▸ **Task details**:
Where a line below includes the word "einem", copy that line.

── Raw data ──

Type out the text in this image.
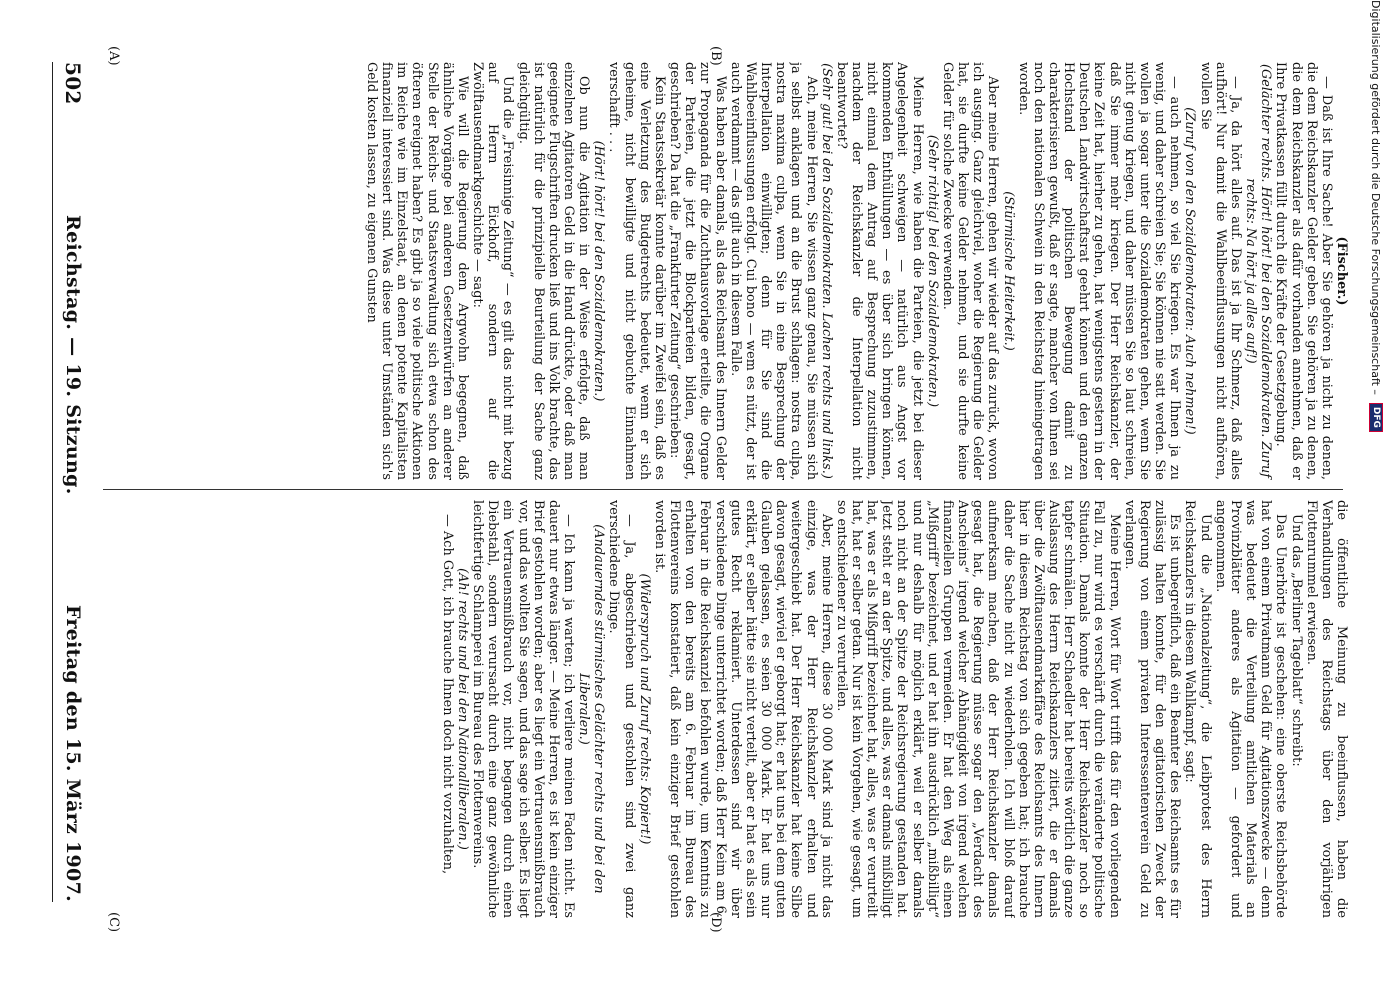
Digitalisierung gefördert durch die Deutsche Forschungsgemeinschaft –
DFG
502
Reichstag. — 19. Sitzung.
Freitag den 15. März 1907.
(A)	(B)
(C)	(D)

(Fischer.)

— Daß ist Ihre Sache! Aber Sie gehören ja nicht zu denen, die dem Reichskanzler Gelder geben. Sie gehören ja zu denen, die dem Reichskanzler als dafür vorhanden annehmen, daß er Ihre Privatkassen füllt durch die Kräfte der Gesetzgebung.

(Gelächter rechts. Hört! hört! bei den Sozialdemokraten. Zuruf rechts: Na hört ja alles auf!)

— Ja, da hört alles auf. Das ist ja Ihr Schmerz, daß alles aufhört! Nur damit die Wahlbeeinflussungen nicht aufhören, wollen Sie

(Zuruf von den Sozialdemokraten: Auch nehmen!)

— auch nehmen, so viel Sie kriegen. Es war Ihnen ja zu wenig, und daher schreien Sie; Sie können nie satt werden. Sie wollen ja sogar unter die Sozialdemokraten gehen, wenn Sie nicht genug kriegen, und daher müssen Sie so laut schreien, daß Sie immer mehr kriegen. Der Herr Reichskanzler, der keine Zeit hat, hierher zu gehen, hat wenigstens gestern in der Deutschen Landwirtschaftsrat geehrt können und den ganzen Hochstand der politischen Bewegung damit zu charakterisieren gewußt, daß er sagte, mancher von Ihnen sei noch den nationalen Schwein in den Reichstag hineingetragen worden.

(Stürmische Heiterkeit.)

Aber meine Herren, gehen wir wieder auf das zurück, wovon ich ausging. Ganz gleichviel, woher die Regierung die Gelder hat, sie durfte keine Gelder nehmen, und sie durfte keine Gelder für solche Zwecke verwenden.

(Sehr richtig! bei den Sozialdemokraten.)

Meine Herren, wie haben die Parteien, die jetzt bei dieser Angelegenheit schweigen — natürlich aus Angst vor kommenden Enthüllungen — es über sich bringen können, nicht einmal dem Antrag auf Besprechung zuzustimmen, nachdem der Reichskanzler die Interpellation nicht beantwortet?

(Sehr gut! bei den Sozialdemokraten. Lachen rechts und links.)

Ach, meine Herren, Sie wissen ganz genau, Sie müssen sich ja selbst anklagen und an die Brust schlagen: nostra culpa, nostra maxima culpa, wenn Sie in eine Besprechung der Interpellation einwilligten; denn für Sie sind die Wahlbeeinflussungen erfolgt. Cui bono — wem es nützt, der ist auch verdammt — das gilt auch in diesem Falle.

Was haben aber damals, als das Reichsamt des Innern Gelder zur Propaganda für die Zuchthausvorlage erteilte, die Organe der Parteien, die jetzt die Blockparteien bilden, gesagt, geschrieben? Da hat die „Frankfurter Zeitung“ geschrieben:

Kein Staatssekretär konnte darüber im Zweifel sein, daß es eine Verletzung des Budgetrechts bedeutet, wenn er sich geheime, nicht bewilligte und nicht gebuchte Einnahmen verschafft . . .

(Hört! hört! bei den Sozialdemokraten.)

Ob nun die Agitation in der Weise erfolgte, daß man einzelnen Agitatoren Geld in die Hand drückte, oder daß man geeignete Flugschriften drucken ließ und ins Volk brachte, das ist natürlich für die prinzipielle Beurteilung der Sache ganz gleichgültig.

Und die „Freisinnige Zeitung“ — es gilt das nicht mit bezug auf Herrn Eickhoff, sondern auf die Zwölftausendmarkgeschichte — sagt:

Wie will die Regierung dem Argwohn begegnen, daß ähnliche Vorgänge bei anderen Gesetzentwürfen an anderer Stelle der Reichs- und Staatsverwaltung sich etwa schon des öfteren ereignet haben? Es gibt ja so viele politische Aktionen im Reiche wie im Einzelstaat, an denen potente Kapitalisten finanziell interessiert sind. Was diese unter Umständen sich's Geld kosten lassen, zu eigenen Gunsten

die öffentliche Meinung zu beeinflussen, haben die Verhandlungen des Reichstags über den vorjährigen Flottenrummel erwiesen.

Und das „Berliner Tageblatt“ schreibt:

Das Unerhörte ist geschehen: eine oberste Reichsbehörde hat von einem Privatmann Geld für Agitationszwecke — denn was bedeutet die Verteilung amtlichen Materials an Provinzblätter anderes als Agitation — gefordert und angenommen.

Und die „Nationalzeitung“, die Leibprotest des Herrn Reichskanzlers in diesem Wahlkampf, sagt:

Es ist unbegreiflich, daß ein Beamter des Reichsamts es für zulässig halten konnte, für den agitatorischen Zweck der Regierung von einem privaten Interessentenverein Geld zu verlangen.

Meine Herren, Wort für Wort trifft das für den vorliegenden Fall zu, nur wird es verschärft durch die veränderte politische Situation. Damals konnte der Herr Reichskanzler noch so tapfer schmälen. Herr Schaedler hat bereits wörtlich die ganze Auslassung des Herrn Reichskanzlers zitiert, die er damals über die Zwölftausendmarkaffäre des Reichsamts des Innern hier in diesem Reichstag von sich gegeben hat; ich brauche daher die Sache nicht zu wiederholen. Ich will bloß darauf aufmerksam machen, daß der Herr Reichskanzler damals gesagt hat, die Regierung müsse sogar den „Verdacht des Anscheins“ irgend welcher Abhängigkeit von irgend welchen finanziellen Gruppen vermeiden. Er hat den Weg als einen „Mißgriff“ bezeichnet, und er hat ihn ausdrücklich „mißbilligt“ und nur deshalb für möglich erklärt, weil er selber damals noch nicht an der Spitze der Reichsregierung gestanden hat. Jetzt steht er an der Spitze, und alles, was er damals mißbilligt hat, was er als Mißgriff bezeichnet hat, alles, was er verurteilt hat, hat er selber getan. Nur ist kein Vorgehen, wie gesagt, um so entschiedener zu verurteilen.

Aber, meine Herren, diese 30 000 Mark sind ja nicht das einzige, was der Herr Reichskanzler erhalten und weitergeschiebt hat. Der Herr Reichskanzler hat keine Silbe davon gesagt, wieviel er geborgt hat; er hat uns bei dem guten Glauben gelassen, es seien 30 000 Mark. Er hat uns nur erklärt, er selber hätte sie nicht verteilt, aber er hat es als sein gutes Recht reklamiert. Unterdessen sind wir über verschiedene Dinge unterrichtet worden; daß Herr Keim am 6. Februar in die Reichskanzlei befohlen wurde, um Kenntnis zu erhalten von den bereits am 6. Februar im Bureau des Flottenvereins konstatiert, daß kein einziger Brief gestohlen worden ist.

(Widerspruch und Zuruf rechts: Kopiert!)

— Ja, abgeschrieben und gestohlen sind zwei ganz verschiedene Dinge.

(Andauerndes stürmisches Gelächter rechts und bei den Liberalen.)

— Ich kann ja warten; ich verliere meinen Faden nicht. Es dauert nur etwas länger. — Meine Herren, es ist kein einziger Brief gestohlen worden; aber es liegt ein Vertrauensmißbrauch vor, und das wollten Sie sagen, und das sage ich selber. Es liegt ein Vertrauensmißbrauch vor, nicht begangen durch einen Diebstahl, sondern verursacht durch eine ganz gewöhnliche leichtfertige Schlamperei im Bureau des Flottenvereins.

(Ah! rechts und bei den Nationalliberalen.)

— Ach Gott, ich brauche Ihnen doch nicht vorzuhalten,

───

▸ **Task answer**:
Das Unerhörte ist geschehen: eine oberste Reichsbehörde hat von einem Privatmann Geld für Agitationszwecke — denn was bedeutet die Verteilung amtlichen Materials an Provinzblätter anderes als Agitation — gefordert und angenommen.
Es ist unbegreiflich, daß ein Beamter des Reichsamts es für zulässig halten konnte, für den agitatorischen Zweck der Regierung von einem privaten Interessentenverein Geld zu verlangen.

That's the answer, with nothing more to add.